Identify the lines that contain the string "Enfant" and copy all of them.
[Start Supplied entries]
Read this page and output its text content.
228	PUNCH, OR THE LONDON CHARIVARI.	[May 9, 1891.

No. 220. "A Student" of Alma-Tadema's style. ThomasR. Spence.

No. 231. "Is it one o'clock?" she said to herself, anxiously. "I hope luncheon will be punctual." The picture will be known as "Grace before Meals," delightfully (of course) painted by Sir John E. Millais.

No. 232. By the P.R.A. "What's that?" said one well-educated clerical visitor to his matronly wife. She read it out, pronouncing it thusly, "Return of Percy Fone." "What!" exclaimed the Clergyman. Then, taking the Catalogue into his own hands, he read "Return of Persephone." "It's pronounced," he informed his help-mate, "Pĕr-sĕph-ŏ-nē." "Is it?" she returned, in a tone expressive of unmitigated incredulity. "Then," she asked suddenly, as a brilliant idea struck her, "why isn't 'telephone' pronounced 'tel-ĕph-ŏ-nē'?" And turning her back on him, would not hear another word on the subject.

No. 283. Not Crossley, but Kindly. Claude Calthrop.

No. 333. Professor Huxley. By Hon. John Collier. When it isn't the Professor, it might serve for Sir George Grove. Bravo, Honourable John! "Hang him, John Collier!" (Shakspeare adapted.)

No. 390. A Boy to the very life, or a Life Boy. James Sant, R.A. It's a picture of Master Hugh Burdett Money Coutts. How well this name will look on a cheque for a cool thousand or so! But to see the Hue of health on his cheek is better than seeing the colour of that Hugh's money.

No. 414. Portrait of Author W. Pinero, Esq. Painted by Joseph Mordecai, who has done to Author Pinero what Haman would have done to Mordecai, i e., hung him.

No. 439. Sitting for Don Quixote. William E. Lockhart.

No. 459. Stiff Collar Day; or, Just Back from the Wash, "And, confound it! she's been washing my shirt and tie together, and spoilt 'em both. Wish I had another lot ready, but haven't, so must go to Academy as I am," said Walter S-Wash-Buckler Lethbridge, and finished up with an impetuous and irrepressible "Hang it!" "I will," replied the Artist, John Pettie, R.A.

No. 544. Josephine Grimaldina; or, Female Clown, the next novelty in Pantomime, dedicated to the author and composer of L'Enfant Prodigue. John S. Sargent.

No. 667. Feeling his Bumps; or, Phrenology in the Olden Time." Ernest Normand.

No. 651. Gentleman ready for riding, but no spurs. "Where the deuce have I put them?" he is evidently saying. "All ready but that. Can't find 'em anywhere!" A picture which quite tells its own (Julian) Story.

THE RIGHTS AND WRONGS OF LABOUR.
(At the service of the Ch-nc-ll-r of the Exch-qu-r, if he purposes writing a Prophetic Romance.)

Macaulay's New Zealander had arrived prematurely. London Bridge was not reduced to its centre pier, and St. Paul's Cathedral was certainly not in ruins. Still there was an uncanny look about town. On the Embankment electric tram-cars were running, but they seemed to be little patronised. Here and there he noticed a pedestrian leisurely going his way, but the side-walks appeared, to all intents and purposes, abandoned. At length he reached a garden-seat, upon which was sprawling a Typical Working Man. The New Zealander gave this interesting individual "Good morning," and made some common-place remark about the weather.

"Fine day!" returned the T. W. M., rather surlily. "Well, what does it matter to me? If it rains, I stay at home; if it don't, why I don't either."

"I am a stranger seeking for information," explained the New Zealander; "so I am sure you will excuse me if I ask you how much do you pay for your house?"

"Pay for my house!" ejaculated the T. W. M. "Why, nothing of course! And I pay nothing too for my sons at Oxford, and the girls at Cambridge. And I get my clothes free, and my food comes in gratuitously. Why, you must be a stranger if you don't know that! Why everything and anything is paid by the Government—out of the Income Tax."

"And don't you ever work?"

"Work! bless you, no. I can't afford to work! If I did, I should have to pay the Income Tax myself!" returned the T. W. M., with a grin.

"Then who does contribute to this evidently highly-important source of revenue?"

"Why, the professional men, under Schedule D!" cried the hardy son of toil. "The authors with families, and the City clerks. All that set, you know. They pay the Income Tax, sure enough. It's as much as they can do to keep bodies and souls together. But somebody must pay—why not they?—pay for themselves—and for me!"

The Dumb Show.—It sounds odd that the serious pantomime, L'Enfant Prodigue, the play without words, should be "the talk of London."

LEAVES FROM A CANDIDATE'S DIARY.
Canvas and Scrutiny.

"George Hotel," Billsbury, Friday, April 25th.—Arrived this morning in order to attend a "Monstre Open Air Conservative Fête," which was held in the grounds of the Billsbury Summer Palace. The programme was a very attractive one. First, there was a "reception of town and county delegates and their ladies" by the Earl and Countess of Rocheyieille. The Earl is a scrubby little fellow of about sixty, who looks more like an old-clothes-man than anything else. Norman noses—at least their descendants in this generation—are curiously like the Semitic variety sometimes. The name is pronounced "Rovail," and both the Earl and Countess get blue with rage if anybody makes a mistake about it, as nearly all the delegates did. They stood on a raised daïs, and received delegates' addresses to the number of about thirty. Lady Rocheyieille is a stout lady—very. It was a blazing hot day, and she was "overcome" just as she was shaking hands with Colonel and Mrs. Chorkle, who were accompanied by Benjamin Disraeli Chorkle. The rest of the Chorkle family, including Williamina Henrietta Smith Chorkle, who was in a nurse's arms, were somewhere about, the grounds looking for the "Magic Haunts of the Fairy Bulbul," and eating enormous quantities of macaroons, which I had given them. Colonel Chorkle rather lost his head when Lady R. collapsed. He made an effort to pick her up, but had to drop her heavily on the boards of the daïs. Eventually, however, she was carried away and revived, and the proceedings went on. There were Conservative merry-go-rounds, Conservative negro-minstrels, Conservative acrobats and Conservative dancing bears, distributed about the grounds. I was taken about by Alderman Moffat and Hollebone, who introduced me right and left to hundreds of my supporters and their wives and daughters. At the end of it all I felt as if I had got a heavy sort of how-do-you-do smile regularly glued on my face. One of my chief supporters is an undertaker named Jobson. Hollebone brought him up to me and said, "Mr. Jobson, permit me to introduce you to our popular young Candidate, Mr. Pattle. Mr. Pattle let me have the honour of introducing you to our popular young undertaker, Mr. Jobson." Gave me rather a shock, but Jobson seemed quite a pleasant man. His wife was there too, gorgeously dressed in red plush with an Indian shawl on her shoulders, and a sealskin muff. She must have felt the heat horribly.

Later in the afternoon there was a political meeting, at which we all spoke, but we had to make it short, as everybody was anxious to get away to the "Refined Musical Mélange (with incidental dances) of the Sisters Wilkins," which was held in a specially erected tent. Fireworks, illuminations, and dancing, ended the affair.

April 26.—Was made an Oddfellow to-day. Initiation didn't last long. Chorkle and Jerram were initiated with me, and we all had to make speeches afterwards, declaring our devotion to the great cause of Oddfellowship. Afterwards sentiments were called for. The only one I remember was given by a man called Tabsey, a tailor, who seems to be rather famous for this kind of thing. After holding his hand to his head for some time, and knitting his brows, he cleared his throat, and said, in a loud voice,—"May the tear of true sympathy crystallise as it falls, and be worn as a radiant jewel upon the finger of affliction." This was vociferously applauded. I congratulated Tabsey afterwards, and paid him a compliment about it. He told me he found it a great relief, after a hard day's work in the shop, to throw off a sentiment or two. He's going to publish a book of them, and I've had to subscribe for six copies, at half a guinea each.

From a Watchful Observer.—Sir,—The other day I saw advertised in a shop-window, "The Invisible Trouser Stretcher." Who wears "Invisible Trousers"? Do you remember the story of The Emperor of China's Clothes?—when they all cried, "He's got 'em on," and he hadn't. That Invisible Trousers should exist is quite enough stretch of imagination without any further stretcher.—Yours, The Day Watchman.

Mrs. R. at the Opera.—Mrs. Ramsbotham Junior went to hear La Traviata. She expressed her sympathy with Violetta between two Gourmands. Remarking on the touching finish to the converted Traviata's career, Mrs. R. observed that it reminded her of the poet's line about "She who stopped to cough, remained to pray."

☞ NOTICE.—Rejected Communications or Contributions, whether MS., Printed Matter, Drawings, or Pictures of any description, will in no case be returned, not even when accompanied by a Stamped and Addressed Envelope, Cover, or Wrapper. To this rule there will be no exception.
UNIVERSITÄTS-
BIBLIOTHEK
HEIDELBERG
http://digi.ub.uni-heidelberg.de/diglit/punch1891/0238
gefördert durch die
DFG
[End Supplied entries]
### Worked answer:
No. 544. Josephine Grimaldina; or, Female Clown, the next novelty in Pantomime, dedicated to the author and composer of L'Enfant Prodigue. John S. Sargent.
The Dumb Show.—It sounds odd that the serious pantomime, L'Enfant Prodigue, the play without words, should be "the talk of London."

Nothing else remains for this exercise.